**Entries**
>> START

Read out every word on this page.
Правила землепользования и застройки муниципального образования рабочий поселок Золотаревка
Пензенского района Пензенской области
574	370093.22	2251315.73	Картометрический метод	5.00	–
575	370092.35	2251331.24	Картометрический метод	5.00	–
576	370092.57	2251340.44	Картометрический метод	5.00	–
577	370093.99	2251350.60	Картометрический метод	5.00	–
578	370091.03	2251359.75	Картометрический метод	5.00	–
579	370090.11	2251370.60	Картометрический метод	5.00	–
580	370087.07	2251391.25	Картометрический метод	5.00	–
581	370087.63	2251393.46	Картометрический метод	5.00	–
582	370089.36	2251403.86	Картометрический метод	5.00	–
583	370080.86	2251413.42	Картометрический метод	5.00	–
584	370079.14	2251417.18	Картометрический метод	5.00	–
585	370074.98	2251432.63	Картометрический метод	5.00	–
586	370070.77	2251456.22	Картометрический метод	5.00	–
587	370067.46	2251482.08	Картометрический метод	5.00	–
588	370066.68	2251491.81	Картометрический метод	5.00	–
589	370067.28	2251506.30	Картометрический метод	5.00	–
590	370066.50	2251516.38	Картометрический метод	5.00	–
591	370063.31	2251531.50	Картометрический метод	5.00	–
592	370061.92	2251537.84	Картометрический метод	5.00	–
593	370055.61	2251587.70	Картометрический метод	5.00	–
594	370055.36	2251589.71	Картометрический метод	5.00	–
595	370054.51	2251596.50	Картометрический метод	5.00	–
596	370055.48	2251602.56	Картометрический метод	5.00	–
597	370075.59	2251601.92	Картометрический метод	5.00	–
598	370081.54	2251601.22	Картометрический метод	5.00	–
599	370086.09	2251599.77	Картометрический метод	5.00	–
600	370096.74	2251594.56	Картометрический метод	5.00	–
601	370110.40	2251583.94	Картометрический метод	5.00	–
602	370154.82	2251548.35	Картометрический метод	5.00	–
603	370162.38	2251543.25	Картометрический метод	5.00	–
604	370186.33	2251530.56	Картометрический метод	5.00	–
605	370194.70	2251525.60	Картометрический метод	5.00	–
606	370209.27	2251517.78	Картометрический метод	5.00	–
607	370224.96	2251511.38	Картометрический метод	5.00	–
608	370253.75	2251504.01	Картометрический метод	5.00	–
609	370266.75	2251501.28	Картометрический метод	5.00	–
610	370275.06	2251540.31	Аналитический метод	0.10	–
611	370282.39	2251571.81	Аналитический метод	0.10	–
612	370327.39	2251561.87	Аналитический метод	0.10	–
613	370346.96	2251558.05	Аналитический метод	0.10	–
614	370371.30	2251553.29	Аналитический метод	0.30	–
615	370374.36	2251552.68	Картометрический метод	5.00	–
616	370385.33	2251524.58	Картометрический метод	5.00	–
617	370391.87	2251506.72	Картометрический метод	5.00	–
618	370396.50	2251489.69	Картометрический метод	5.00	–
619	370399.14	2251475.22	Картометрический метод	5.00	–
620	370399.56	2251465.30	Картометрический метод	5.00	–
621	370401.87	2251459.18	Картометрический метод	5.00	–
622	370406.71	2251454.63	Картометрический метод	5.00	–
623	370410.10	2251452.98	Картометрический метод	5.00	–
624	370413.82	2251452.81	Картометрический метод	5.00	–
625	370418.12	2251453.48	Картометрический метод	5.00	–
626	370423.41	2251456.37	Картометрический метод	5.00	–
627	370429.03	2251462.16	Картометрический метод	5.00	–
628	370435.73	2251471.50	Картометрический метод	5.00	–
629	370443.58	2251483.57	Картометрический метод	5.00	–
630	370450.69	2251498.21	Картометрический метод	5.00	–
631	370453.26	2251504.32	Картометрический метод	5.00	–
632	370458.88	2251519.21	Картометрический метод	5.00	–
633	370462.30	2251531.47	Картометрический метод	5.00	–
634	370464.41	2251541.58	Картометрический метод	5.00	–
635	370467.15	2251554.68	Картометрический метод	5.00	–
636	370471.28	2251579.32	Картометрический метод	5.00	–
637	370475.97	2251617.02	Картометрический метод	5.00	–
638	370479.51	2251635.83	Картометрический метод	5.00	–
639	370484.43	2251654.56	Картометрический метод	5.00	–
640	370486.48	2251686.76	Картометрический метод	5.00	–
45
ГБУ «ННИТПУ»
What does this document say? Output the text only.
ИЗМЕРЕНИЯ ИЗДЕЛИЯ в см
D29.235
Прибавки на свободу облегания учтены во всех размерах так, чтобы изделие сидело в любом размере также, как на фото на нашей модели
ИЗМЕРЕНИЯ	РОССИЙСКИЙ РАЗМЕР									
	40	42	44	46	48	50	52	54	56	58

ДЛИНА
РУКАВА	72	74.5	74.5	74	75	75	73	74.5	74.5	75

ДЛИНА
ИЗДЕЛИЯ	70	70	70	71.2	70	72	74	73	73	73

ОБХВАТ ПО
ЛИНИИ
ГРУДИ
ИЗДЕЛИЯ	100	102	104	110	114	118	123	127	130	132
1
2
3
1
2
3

>> END

**What this task involves**
Restate the whole of the material exactly.

**Task solution**
Read out every word on this page.
Правила землепользования и застройки муниципального образования рабочий поселок Золотаревка
Пензенского района Пензенской области
574	370093.22	2251315.73	Картометрический метод	5.00	–
575	370092.35	2251331.24	Картометрический метод	5.00	–
576	370092.57	2251340.44	Картометрический метод	5.00	–
577	370093.99	2251350.60	Картометрический метод	5.00	–
578	370091.03	2251359.75	Картометрический метод	5.00	–
579	370090.11	2251370.60	Картометрический метод	5.00	–
580	370087.07	2251391.25	Картометрический метод	5.00	–
581	370087.63	2251393.46	Картометрический метод	5.00	–
582	370089.36	2251403.86	Картометрический метод	5.00	–
583	370080.86	2251413.42	Картометрический метод	5.00	–
584	370079.14	2251417.18	Картометрический метод	5.00	–
585	370074.98	2251432.63	Картометрический метод	5.00	–
586	370070.77	2251456.22	Картометрический метод	5.00	–
587	370067.46	2251482.08	Картометрический метод	5.00	–
588	370066.68	2251491.81	Картометрический метод	5.00	–
589	370067.28	2251506.30	Картометрический метод	5.00	–
590	370066.50	2251516.38	Картометрический метод	5.00	–
591	370063.31	2251531.50	Картометрический метод	5.00	–
592	370061.92	2251537.84	Картометрический метод	5.00	–
593	370055.61	2251587.70	Картометрический метод	5.00	–
594	370055.36	2251589.71	Картометрический метод	5.00	–
595	370054.51	2251596.50	Картометрический метод	5.00	–
596	370055.48	2251602.56	Картометрический метод	5.00	–
597	370075.59	2251601.92	Картометрический метод	5.00	–
598	370081.54	2251601.22	Картометрический метод	5.00	–
599	370086.09	2251599.77	Картометрический метод	5.00	–
600	370096.74	2251594.56	Картометрический метод	5.00	–
601	370110.40	2251583.94	Картометрический метод	5.00	–
602	370154.82	2251548.35	Картометрический метод	5.00	–
603	370162.38	2251543.25	Картометрический метод	5.00	–
604	370186.33	2251530.56	Картометрический метод	5.00	–
605	370194.70	2251525.60	Картометрический метод	5.00	–
606	370209.27	2251517.78	Картометрический метод	5.00	–
607	370224.96	2251511.38	Картометрический метод	5.00	–
608	370253.75	2251504.01	Картометрический метод	5.00	–
609	370266.75	2251501.28	Картометрический метод	5.00	–
610	370275.06	2251540.31	Аналитический метод	0.10	–
611	370282.39	2251571.81	Аналитический метод	0.10	–
612	370327.39	2251561.87	Аналитический метод	0.10	–
613	370346.96	2251558.05	Аналитический метод	0.10	–
614	370371.30	2251553.29	Аналитический метод	0.30	–
615	370374.36	2251552.68	Картометрический метод	5.00	–
616	370385.33	2251524.58	Картометрический метод	5.00	–
617	370391.87	2251506.72	Картометрический метод	5.00	–
618	370396.50	2251489.69	Картометрический метод	5.00	–
619	370399.14	2251475.22	Картометрический метод	5.00	–
620	370399.56	2251465.30	Картометрический метод	5.00	–
621	370401.87	2251459.18	Картометрический метод	5.00	–
622	370406.71	2251454.63	Картометрический метод	5.00	–
623	370410.10	2251452.98	Картометрический метод	5.00	–
624	370413.82	2251452.81	Картометрический метод	5.00	–
625	370418.12	2251453.48	Картометрический метод	5.00	–
626	370423.41	2251456.37	Картометрический метод	5.00	–
627	370429.03	2251462.16	Картометрический метод	5.00	–
628	370435.73	2251471.50	Картометрический метод	5.00	–
629	370443.58	2251483.57	Картометрический метод	5.00	–
630	370450.69	2251498.21	Картометрический метод	5.00	–
631	370453.26	2251504.32	Картометрический метод	5.00	–
632	370458.88	2251519.21	Картометрический метод	5.00	–
633	370462.30	2251531.47	Картометрический метод	5.00	–
634	370464.41	2251541.58	Картометрический метод	5.00	–
635	370467.15	2251554.68	Картометрический метод	5.00	–
636	370471.28	2251579.32	Картометрический метод	5.00	–
637	370475.97	2251617.02	Картометрический метод	5.00	–
638	370479.51	2251635.83	Картометрический метод	5.00	–
639	370484.43	2251654.56	Картометрический метод	5.00	–
640	370486.48	2251686.76	Картометрический метод	5.00	–
45
ГБУ «ННИТПУ»
What does this document say? Output the text only.
ИЗМЕРЕНИЯ ИЗДЕЛИЯ в см
D29.235
Прибавки на свободу облегания учтены во всех размерах так, чтобы изделие сидело в любом размере также, как на фото на нашей модели
ИЗМЕРЕНИЯ	РОССИЙСКИЙ РАЗМЕР									
	40	42	44	46	48	50	52	54	56	58

ДЛИНА
РУКАВА	72	74.5	74.5	74	75	75	73	74.5	74.5	75

ДЛИНА
ИЗДЕЛИЯ	70	70	70	71.2	70	72	74	73	73	73

ОБХВАТ ПО
ЛИНИИ
ГРУДИ
ИЗДЕЛИЯ	100	102	104	110	114	118	123	127	130	132
1
2
3
1
2
3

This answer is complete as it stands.